------ Record list ------
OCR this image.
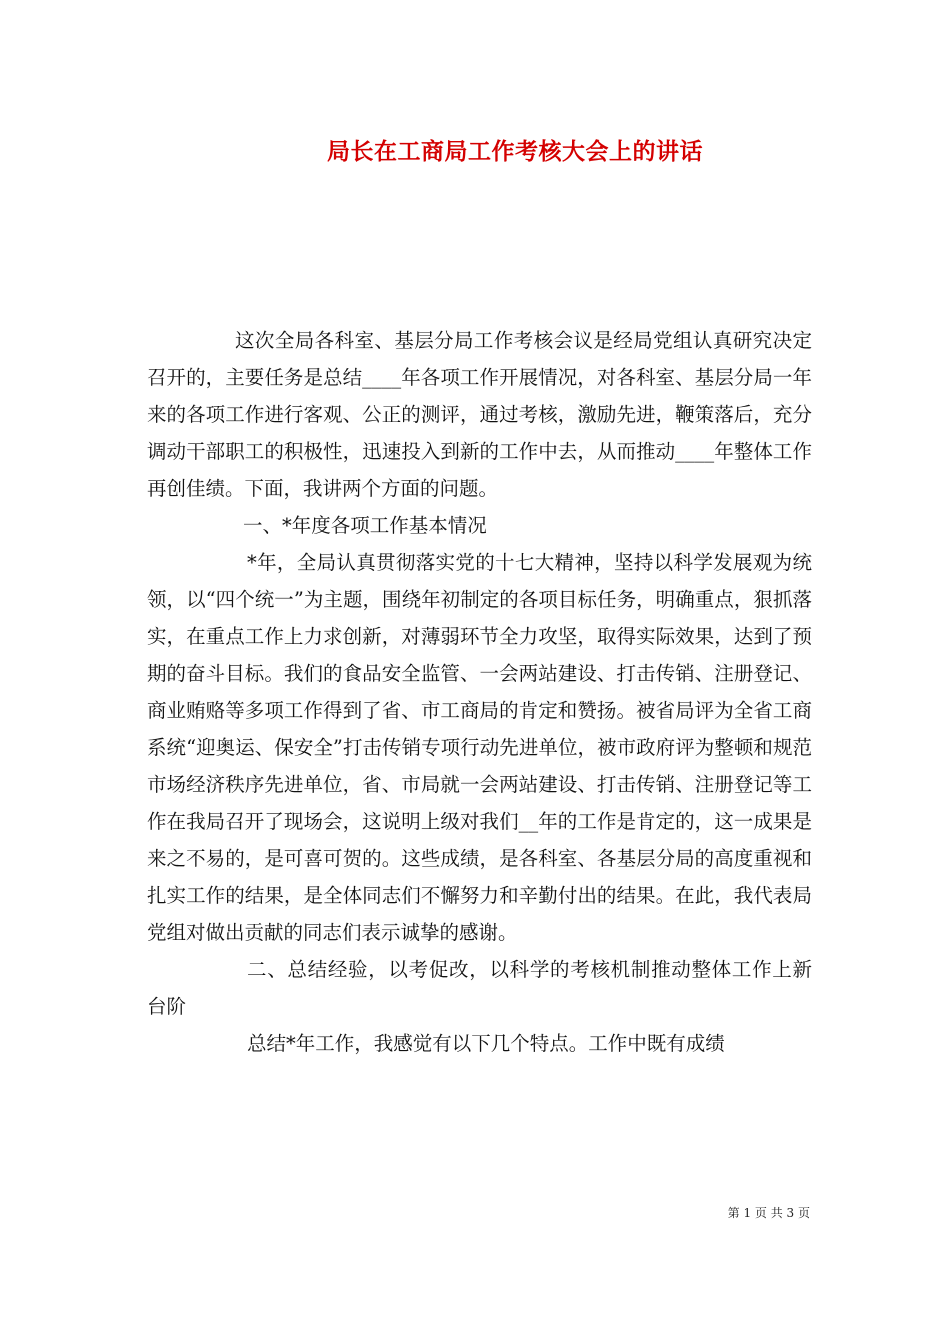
局长在工商局工作考核大会上的讲话

这次全局各科室、基层分局工作考核会议是经局党组认真研究决定召开的，主要任务是总结____年各项工作开展情况，对各科室、基层分局一年来的各项工作进行客观、公正的测评，通过考核，激励先进，鞭策落后，充分调动干部职工的积极性，迅速投入到新的工作中去，从而推动____年整体工作再创佳绩。下面，我讲两个方面的问题。

一、*年度各项工作基本情况

*年，全局认真贯彻落实党的十七大精神，坚持以科学发展观为统领，以“四个统一”为主题，围绕年初制定的各项目标任务，明确重点，狠抓落实，在重点工作上力求创新，对薄弱环节全力攻坚，取得实际效果，达到了预期的奋斗目标。我们的食品安全监管、一会两站建设、打击传销、注册登记、商业贿赂等多项工作得到了省、市工商局的肯定和赞扬。被省局评为全省工商系统“迎奥运、保安全”打击传销专项行动先进单位，被市政府评为整顿和规范市场经济秩序先进单位，省、市局就一会两站建设、打击传销、注册登记等工作在我局召开了现场会，这说明上级对我们__年的工作是肯定的，这一成果是来之不易的，是可喜可贺的。这些成绩，是各科室、各基层分局的高度重视和扎实工作的结果，是全体同志们不懈努力和辛勤付出的结果。在此，我代表局党组对做出贡献的同志们表示诚挚的感谢。

二、总结经验，以考促改，以科学的考核机制推动整体工作上新台阶

总结*年工作，我感觉有以下几个特点。工作中既有成绩

第 1 页 共 3 页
------
Quote the data exactly, leaving every image out of the copy.

OCR this image.
局长在工商局工作考核大会上的讲话

这次全局各科室、基层分局工作考核会议是经局党组认真研究决定召开的，主要任务是总结____年各项工作开展情况，对各科室、基层分局一年来的各项工作进行客观、公正的测评，通过考核，激励先进，鞭策落后，充分调动干部职工的积极性，迅速投入到新的工作中去，从而推动____年整体工作再创佳绩。下面，我讲两个方面的问题。

一、*年度各项工作基本情况

*年，全局认真贯彻落实党的十七大精神，坚持以科学发展观为统领，以“四个统一”为主题，围绕年初制定的各项目标任务，明确重点，狠抓落实，在重点工作上力求创新，对薄弱环节全力攻坚，取得实际效果，达到了预期的奋斗目标。我们的食品安全监管、一会两站建设、打击传销、注册登记、商业贿赂等多项工作得到了省、市工商局的肯定和赞扬。被省局评为全省工商系统“迎奥运、保安全”打击传销专项行动先进单位，被市政府评为整顿和规范市场经济秩序先进单位，省、市局就一会两站建设、打击传销、注册登记等工作在我局召开了现场会，这说明上级对我们__年的工作是肯定的，这一成果是来之不易的，是可喜可贺的。这些成绩，是各科室、各基层分局的高度重视和扎实工作的结果，是全体同志们不懈努力和辛勤付出的结果。在此，我代表局党组对做出贡献的同志们表示诚挚的感谢。

二、总结经验，以考促改，以科学的考核机制推动整体工作上新台阶

总结*年工作，我感觉有以下几个特点。工作中既有成绩

第 1 页 共 3 页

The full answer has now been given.